■ SHORT EXERCISE ■
Please arrange the records, from their first line through the line containing "- sidebar-item-files[interactable]: Files: [16, 596, 530, 676]", as a Markdown table with the columns Number and Entry. Give each line its row number, and leave out blank lines.

■ MATERIAL FOR THE TASK ■

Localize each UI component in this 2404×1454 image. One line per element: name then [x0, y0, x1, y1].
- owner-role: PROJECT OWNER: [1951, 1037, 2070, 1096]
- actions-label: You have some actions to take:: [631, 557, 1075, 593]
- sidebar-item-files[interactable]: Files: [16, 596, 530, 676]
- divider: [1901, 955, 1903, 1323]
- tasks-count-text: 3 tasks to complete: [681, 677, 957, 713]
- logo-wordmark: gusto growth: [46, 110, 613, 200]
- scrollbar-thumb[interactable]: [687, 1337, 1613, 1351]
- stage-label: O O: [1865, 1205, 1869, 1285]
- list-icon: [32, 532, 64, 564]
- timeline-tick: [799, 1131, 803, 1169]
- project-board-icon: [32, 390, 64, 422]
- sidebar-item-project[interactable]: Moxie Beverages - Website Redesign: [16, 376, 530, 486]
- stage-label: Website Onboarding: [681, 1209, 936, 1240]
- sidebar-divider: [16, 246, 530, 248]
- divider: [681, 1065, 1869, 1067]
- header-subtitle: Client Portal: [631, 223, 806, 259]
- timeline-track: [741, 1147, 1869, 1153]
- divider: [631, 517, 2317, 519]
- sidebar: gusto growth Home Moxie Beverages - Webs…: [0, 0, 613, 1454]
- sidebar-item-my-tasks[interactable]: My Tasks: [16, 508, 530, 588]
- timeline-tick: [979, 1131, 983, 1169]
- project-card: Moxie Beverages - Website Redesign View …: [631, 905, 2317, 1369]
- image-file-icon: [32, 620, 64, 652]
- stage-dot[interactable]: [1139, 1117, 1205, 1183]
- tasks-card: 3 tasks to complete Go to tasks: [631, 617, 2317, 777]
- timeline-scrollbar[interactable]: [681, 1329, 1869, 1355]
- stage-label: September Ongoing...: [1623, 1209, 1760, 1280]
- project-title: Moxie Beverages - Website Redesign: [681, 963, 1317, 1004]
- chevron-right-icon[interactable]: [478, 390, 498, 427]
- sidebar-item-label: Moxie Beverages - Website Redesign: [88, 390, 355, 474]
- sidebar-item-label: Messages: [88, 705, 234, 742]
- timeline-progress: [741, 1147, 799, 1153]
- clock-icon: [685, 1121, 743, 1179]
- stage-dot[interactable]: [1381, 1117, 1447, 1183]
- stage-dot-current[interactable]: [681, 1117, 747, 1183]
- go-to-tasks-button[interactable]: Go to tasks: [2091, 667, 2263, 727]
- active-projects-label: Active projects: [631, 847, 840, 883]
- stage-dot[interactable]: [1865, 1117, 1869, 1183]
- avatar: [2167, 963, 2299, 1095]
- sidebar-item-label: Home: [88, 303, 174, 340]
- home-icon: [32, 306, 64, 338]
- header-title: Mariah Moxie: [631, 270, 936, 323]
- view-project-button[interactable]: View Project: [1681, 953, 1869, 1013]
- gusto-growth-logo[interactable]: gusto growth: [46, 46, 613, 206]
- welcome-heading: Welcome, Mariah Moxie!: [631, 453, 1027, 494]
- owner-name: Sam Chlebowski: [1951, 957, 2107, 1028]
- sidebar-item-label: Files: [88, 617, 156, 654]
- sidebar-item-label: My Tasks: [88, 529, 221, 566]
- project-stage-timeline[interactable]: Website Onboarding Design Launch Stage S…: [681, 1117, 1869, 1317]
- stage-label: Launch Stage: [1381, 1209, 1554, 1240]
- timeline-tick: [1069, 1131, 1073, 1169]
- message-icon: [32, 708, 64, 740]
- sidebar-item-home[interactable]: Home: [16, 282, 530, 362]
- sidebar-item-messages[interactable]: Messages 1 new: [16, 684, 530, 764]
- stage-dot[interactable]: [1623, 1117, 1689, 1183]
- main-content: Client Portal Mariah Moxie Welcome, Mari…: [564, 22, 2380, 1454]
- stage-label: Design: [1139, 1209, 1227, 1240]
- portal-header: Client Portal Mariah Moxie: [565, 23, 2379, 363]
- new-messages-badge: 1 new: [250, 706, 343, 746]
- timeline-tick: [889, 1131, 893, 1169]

■ THE RESULT ■
| Number | Entry |
|---|---|
| 1 | Localize each UI component in this 2404×1454 image. One line per element: name then [x0, y0, x1, y1]. |
| 2 | - owner-role: PROJECT OWNER: [1951, 1037, 2070, 1096] |
| 3 | - actions-label: You have some actions to take:: [631, 557, 1075, 593] |
| 4 | - sidebar-item-files[interactable]: Files: [16, 596, 530, 676] |